- **PROBLEM DESCRIPTION**:
Tally every line of the material that includes "People", then give the tally and nothing else.

[Stored entries]
-- Begin --

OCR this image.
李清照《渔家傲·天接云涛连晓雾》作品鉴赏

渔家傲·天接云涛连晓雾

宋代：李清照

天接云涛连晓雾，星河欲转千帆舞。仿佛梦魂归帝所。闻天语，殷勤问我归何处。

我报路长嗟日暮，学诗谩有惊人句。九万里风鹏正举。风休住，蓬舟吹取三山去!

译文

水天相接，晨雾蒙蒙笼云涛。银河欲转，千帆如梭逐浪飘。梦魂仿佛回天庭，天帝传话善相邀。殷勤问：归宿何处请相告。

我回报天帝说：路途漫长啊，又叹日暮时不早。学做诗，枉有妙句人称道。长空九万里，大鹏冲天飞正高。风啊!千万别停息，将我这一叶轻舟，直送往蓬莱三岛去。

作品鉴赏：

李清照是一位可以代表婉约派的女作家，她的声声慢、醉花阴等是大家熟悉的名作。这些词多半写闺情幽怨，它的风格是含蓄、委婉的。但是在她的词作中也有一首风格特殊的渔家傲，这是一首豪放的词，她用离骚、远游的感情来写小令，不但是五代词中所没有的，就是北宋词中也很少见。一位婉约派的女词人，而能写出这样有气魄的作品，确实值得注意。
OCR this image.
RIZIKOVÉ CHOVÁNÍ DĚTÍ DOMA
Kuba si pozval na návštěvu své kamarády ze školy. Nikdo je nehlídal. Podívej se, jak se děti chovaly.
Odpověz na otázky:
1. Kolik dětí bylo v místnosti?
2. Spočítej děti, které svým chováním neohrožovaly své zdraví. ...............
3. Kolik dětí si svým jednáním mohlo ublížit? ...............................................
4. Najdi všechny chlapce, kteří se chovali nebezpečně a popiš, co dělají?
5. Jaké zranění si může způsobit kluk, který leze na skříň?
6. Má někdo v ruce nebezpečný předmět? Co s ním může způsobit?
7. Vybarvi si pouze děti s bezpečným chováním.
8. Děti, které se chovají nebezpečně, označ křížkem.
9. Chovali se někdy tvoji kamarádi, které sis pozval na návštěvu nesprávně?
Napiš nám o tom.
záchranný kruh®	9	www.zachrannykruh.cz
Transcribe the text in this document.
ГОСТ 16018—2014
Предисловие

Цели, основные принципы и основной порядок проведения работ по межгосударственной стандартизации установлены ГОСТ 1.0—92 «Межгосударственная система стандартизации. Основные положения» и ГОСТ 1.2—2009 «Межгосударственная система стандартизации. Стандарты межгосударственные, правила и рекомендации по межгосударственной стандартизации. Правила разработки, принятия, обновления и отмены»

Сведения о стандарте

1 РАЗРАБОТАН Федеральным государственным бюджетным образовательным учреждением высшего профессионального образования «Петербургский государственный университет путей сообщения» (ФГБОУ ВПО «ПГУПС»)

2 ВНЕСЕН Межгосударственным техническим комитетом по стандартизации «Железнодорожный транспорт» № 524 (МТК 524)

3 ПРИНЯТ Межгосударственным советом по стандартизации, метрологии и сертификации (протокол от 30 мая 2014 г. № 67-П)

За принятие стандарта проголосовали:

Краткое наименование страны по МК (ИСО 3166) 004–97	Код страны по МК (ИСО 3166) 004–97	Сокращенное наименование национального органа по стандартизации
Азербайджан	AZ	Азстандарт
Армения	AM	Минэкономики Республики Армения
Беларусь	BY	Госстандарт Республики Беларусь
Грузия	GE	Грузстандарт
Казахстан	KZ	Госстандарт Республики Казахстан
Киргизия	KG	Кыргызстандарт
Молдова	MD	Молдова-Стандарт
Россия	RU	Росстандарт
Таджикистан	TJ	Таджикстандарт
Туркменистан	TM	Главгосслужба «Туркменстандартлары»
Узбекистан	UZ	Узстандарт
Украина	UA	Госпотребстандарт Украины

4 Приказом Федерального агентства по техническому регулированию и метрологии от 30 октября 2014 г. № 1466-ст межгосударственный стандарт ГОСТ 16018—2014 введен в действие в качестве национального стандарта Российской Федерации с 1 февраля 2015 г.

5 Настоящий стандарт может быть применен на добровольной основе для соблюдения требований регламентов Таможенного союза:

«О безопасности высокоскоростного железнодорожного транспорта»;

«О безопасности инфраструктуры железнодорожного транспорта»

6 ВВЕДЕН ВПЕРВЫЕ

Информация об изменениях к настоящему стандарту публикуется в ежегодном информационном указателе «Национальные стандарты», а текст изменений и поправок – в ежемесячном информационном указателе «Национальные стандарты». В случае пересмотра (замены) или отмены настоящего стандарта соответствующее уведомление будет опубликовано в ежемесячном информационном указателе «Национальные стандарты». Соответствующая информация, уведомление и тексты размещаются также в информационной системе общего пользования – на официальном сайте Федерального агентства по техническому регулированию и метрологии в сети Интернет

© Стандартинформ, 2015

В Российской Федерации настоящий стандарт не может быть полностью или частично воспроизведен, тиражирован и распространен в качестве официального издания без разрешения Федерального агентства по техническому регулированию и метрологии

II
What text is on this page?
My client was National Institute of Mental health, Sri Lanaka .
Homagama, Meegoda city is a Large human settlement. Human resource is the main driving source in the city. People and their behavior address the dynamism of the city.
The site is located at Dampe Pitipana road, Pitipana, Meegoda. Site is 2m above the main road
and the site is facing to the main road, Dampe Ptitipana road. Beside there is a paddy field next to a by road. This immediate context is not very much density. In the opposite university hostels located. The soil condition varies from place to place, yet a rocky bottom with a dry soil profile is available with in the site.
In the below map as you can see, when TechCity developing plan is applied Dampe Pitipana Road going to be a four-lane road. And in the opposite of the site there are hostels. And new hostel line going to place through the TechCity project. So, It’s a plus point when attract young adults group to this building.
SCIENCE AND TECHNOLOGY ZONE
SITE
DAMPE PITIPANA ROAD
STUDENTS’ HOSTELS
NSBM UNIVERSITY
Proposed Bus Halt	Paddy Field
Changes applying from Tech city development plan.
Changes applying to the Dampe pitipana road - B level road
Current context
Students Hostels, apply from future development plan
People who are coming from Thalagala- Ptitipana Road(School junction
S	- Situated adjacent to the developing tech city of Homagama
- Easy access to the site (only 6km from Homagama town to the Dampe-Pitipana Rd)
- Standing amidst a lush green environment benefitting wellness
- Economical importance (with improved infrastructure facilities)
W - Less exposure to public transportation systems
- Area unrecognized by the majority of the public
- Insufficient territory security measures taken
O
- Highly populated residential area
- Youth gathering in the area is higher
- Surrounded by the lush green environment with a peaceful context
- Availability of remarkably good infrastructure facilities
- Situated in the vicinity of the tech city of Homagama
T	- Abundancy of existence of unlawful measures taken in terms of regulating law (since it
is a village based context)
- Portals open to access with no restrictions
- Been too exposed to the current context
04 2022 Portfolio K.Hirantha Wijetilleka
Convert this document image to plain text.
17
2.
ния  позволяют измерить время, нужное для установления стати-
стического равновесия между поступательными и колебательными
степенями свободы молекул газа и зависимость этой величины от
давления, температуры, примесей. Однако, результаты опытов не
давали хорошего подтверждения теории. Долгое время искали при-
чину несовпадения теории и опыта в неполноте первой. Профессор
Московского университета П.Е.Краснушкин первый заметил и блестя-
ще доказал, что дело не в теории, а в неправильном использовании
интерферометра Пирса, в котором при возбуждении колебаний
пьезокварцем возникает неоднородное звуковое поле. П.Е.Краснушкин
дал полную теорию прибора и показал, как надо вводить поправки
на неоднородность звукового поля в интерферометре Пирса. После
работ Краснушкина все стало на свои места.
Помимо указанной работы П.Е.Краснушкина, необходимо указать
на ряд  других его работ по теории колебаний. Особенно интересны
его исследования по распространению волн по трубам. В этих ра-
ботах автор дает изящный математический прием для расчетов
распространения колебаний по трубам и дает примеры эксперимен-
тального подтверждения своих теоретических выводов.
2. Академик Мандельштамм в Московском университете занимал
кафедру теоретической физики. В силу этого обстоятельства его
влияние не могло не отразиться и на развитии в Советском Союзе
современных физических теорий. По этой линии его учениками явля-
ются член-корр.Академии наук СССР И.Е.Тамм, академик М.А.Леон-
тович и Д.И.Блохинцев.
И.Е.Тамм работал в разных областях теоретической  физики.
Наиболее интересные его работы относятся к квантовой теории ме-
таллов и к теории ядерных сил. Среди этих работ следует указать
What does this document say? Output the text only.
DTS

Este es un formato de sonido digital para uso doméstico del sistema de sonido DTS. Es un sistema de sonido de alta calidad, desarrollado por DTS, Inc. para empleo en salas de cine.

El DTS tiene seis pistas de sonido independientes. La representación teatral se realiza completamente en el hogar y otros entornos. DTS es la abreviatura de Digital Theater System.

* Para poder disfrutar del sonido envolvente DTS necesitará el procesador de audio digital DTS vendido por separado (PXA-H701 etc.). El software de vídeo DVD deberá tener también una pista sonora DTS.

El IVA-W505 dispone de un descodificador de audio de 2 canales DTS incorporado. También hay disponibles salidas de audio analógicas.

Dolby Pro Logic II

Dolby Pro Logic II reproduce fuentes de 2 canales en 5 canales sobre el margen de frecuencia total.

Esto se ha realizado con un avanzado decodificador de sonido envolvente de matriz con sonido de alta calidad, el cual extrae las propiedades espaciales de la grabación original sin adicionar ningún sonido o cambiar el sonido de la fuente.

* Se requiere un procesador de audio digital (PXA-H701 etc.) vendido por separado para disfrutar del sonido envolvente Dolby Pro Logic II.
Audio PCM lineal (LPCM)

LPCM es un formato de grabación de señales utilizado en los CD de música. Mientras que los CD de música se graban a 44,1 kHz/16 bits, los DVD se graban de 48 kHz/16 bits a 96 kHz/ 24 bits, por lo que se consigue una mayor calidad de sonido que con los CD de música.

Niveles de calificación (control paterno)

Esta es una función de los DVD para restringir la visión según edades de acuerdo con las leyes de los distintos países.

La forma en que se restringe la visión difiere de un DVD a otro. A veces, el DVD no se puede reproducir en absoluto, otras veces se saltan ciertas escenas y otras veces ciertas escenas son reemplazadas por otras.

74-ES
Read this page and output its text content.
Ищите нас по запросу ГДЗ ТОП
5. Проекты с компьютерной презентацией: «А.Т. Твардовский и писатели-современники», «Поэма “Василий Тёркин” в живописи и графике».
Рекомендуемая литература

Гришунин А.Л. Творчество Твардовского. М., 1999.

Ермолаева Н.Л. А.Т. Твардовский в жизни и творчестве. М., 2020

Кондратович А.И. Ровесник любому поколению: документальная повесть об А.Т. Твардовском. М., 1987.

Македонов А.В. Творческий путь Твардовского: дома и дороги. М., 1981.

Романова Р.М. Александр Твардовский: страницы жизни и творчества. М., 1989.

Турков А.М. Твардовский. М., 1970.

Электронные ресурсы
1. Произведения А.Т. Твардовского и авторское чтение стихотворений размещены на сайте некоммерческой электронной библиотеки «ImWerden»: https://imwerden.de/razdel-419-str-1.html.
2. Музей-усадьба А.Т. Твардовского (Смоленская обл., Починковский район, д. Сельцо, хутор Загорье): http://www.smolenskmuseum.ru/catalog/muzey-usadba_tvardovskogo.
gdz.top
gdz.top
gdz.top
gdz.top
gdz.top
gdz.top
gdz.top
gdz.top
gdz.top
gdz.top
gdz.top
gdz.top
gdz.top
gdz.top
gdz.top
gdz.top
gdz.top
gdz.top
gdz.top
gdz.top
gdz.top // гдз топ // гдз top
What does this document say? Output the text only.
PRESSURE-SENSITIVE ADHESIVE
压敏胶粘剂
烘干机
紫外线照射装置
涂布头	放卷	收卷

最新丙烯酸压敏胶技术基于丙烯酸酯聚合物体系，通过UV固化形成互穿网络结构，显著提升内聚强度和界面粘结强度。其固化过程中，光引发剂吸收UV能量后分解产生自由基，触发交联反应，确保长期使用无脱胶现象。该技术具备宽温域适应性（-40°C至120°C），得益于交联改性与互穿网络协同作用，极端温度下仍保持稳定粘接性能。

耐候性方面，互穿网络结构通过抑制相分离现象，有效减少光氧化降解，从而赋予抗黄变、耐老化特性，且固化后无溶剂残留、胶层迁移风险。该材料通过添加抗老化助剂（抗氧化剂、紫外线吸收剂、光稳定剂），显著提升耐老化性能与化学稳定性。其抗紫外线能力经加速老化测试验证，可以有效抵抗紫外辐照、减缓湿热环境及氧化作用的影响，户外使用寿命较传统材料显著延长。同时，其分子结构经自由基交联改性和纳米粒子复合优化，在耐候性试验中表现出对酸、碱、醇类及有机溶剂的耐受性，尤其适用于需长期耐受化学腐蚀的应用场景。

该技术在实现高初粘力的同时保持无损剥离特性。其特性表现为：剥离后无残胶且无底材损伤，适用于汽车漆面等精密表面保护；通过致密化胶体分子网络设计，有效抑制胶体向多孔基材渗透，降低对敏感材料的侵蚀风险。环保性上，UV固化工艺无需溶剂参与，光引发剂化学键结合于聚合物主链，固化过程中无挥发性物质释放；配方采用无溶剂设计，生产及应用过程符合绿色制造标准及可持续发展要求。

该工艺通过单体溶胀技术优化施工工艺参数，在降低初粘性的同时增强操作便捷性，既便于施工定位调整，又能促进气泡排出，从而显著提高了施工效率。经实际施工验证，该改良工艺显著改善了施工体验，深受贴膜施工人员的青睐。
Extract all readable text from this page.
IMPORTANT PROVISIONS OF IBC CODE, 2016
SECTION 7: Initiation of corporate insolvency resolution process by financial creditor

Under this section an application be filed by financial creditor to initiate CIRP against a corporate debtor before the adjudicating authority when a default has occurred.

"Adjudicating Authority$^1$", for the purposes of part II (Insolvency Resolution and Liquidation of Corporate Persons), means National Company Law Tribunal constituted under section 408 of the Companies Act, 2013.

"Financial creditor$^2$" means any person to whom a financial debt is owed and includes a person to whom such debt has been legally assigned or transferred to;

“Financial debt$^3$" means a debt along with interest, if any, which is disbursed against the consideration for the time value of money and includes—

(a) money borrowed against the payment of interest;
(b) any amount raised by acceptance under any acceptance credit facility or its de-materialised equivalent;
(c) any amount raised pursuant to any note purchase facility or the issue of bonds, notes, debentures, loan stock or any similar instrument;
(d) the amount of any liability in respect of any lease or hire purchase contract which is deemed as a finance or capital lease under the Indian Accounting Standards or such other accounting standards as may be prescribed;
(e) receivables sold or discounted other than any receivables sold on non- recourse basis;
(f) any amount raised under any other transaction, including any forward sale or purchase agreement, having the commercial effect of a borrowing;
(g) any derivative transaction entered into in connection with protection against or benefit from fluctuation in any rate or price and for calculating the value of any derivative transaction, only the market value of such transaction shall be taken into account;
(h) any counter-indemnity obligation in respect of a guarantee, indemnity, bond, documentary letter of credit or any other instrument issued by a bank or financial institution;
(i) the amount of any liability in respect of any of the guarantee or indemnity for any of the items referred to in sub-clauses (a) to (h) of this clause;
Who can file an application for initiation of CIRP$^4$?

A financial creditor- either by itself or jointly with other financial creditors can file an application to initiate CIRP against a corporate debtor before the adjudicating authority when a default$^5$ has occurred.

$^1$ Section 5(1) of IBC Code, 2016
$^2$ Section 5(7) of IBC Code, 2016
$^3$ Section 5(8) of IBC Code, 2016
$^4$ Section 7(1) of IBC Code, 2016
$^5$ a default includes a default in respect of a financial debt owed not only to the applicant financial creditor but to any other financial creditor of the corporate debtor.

-- End --

- **RESPONSE TO THE EXERCISE**:
2